Indica, per favore, a quanto ammonta il taglio medio delle tariffe secondo il brano fornito.

[Brano fornito]

Un documento molto atteso perché mira a razionalizzare le tipologie di prestazioni e eliminare quelle obsolete. Ma nella realtà quello approvato, elaborato nel lontano 2017, presenta macroscopiche distorsioni nelle tariffe fissate tenendo conto di costi di gestione, assolutamente anacronistici rispetto a inflazione, aumento delle spese energetiche e dei prezzi delle materie prime.
Il COVID inoltre, ha cambiato drasticamente il concetto di assistenza sanitaria, mirando a una tipologia territoriale vicina al paziente perché più efficiente e efficace. Un sistema che con le nuove tariffe, che vengono ulteriormente abbassate nel nuovo Nomenclatore, non è più sostenibile. Parliamo di un taglio medio del 20 per cento delle tariffe.
Il Decreto ha sicuramente la finalità di aggiornare le tariffe delle prestazioni di specialistica ambulatoriale (analisi del sangue, visite mediche, esami radiologici, ecc.) affinché siano erogate in modo uniforme su tutto il territorio nazionale, ma nella realtà trascinerà i cittadini che hanno bisogno di assistenza sanitaria verso una disuguaglianza di servizi ancora più marcata. Il motivo è semplice. Le tariffe proposte non coprono i costi fissi e mettono a rischio la rete dei servizi sanitari territoriali come quella dei laboratori di analisi accreditati e convenzionati e migliaia di posti di lavoro tra medici, biologi, infermieri tecnici di laboratorio e personale amministrativo.

[/Brano fornito]
[Dati forniti]

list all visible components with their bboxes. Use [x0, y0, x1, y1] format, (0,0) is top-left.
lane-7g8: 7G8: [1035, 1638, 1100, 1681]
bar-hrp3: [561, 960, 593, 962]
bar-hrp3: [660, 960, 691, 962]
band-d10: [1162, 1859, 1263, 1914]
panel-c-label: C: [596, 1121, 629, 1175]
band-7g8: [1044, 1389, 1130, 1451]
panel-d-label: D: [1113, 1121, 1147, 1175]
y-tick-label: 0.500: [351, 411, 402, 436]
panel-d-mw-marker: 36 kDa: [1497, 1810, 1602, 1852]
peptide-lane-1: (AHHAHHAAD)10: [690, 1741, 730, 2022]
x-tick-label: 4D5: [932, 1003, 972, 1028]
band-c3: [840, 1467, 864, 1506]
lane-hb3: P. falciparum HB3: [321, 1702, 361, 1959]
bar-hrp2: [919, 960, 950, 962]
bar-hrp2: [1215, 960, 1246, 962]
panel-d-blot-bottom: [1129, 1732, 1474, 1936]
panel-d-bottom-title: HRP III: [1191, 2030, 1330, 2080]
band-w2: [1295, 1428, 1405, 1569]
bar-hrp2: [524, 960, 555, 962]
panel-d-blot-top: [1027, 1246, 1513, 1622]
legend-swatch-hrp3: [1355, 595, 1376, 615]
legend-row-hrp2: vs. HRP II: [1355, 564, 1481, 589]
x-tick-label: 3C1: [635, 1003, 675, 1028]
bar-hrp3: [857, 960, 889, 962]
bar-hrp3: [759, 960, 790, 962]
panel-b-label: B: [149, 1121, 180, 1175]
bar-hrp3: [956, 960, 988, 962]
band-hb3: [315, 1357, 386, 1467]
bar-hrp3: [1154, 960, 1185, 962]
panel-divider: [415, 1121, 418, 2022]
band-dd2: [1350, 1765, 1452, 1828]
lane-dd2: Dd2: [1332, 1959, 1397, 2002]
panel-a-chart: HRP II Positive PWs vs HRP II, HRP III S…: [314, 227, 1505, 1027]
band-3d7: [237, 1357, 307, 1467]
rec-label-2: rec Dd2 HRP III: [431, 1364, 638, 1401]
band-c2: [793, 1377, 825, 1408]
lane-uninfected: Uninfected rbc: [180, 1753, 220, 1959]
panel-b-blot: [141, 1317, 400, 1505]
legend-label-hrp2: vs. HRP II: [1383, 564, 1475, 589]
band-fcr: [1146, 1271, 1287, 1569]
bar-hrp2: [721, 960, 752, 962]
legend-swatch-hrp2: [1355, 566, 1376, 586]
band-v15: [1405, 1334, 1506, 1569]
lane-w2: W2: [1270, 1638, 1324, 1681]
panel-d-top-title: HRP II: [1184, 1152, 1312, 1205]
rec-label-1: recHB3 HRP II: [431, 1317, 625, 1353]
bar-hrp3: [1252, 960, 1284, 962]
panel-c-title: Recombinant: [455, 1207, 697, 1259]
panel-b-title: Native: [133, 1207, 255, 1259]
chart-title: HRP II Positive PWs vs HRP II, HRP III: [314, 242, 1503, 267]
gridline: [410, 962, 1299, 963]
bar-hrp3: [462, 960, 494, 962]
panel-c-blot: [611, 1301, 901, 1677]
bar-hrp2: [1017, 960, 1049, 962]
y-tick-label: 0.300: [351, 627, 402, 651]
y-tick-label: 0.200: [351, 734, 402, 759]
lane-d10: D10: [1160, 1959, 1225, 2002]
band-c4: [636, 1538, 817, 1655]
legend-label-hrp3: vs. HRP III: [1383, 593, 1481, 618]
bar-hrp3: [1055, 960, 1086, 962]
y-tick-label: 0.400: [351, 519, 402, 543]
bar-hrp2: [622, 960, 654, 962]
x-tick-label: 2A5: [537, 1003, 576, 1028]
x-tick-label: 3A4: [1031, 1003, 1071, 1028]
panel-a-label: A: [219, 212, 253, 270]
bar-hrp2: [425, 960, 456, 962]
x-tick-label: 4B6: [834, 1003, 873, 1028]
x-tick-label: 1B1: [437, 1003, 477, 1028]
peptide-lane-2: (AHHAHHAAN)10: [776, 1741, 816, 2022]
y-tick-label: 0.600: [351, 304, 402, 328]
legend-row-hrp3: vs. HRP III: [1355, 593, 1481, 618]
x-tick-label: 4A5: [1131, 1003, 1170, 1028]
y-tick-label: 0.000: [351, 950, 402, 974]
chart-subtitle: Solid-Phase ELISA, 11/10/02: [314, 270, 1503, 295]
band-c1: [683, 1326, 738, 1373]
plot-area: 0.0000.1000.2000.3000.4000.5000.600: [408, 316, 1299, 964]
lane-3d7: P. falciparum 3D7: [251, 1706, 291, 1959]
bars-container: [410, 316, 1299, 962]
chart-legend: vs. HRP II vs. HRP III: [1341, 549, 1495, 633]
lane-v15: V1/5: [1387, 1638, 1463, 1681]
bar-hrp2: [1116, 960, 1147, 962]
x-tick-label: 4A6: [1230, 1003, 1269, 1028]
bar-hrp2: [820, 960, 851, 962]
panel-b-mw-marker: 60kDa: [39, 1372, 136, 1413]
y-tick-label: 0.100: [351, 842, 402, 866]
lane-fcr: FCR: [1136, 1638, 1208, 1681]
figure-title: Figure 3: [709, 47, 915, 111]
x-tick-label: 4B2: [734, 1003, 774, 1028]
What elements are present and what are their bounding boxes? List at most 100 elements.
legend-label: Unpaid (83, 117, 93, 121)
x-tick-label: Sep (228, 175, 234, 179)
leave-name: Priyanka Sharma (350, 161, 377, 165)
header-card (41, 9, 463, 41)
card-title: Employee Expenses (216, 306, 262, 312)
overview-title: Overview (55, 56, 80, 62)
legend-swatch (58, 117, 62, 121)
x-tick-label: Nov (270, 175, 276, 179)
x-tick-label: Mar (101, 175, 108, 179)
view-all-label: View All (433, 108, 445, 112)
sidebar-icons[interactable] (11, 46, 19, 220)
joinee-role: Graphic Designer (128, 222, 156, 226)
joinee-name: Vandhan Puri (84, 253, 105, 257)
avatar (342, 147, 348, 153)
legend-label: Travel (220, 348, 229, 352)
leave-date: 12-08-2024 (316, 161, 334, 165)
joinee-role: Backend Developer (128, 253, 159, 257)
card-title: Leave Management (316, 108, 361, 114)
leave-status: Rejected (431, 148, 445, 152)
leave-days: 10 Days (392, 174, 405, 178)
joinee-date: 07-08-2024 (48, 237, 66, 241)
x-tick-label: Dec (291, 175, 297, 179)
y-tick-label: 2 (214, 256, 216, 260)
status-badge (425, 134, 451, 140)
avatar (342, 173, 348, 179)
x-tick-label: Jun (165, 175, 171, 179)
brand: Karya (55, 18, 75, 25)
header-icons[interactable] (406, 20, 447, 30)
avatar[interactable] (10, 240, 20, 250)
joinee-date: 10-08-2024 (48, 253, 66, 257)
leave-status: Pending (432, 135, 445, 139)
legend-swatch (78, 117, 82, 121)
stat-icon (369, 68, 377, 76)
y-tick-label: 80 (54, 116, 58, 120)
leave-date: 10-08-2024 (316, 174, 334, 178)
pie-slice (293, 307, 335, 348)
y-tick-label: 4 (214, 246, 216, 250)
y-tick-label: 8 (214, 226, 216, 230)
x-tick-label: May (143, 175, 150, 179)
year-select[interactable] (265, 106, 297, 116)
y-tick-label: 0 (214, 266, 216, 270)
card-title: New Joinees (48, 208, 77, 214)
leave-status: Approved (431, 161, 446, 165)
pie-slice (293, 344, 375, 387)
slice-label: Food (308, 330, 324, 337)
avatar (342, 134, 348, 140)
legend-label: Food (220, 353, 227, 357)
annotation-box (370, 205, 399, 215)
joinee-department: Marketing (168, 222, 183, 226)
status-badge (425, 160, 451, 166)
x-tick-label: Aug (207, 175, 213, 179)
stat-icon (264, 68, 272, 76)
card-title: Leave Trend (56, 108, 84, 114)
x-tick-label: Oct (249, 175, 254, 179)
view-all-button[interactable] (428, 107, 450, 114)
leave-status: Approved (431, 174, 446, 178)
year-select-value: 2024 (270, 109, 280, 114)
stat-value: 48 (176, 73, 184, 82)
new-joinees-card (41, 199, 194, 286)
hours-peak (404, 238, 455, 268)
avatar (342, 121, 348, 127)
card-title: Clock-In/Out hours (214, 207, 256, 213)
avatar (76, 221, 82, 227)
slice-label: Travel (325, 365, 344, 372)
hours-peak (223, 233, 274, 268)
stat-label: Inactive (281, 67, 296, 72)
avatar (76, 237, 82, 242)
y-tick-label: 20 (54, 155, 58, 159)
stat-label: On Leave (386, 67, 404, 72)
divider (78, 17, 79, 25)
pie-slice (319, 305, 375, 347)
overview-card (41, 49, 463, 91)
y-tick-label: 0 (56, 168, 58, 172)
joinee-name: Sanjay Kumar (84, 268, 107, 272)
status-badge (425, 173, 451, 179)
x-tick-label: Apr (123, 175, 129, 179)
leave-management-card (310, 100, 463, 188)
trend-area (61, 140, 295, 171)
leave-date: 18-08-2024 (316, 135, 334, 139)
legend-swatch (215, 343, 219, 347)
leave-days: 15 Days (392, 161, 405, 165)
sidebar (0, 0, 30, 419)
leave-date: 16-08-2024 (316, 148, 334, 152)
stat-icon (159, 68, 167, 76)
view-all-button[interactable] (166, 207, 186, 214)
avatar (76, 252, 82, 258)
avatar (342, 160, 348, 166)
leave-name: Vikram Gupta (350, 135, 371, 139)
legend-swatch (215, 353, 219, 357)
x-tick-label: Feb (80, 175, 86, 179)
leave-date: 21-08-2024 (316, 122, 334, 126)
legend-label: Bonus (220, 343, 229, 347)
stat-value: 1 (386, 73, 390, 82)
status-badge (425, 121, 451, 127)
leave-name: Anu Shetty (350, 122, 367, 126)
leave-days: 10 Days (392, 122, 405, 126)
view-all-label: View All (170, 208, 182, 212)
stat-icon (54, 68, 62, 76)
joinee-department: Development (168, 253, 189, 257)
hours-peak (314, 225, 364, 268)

[/Dati forniti]

**Risposta esercizio:**
Il taglio medio delle tariffe è del 20 per cento.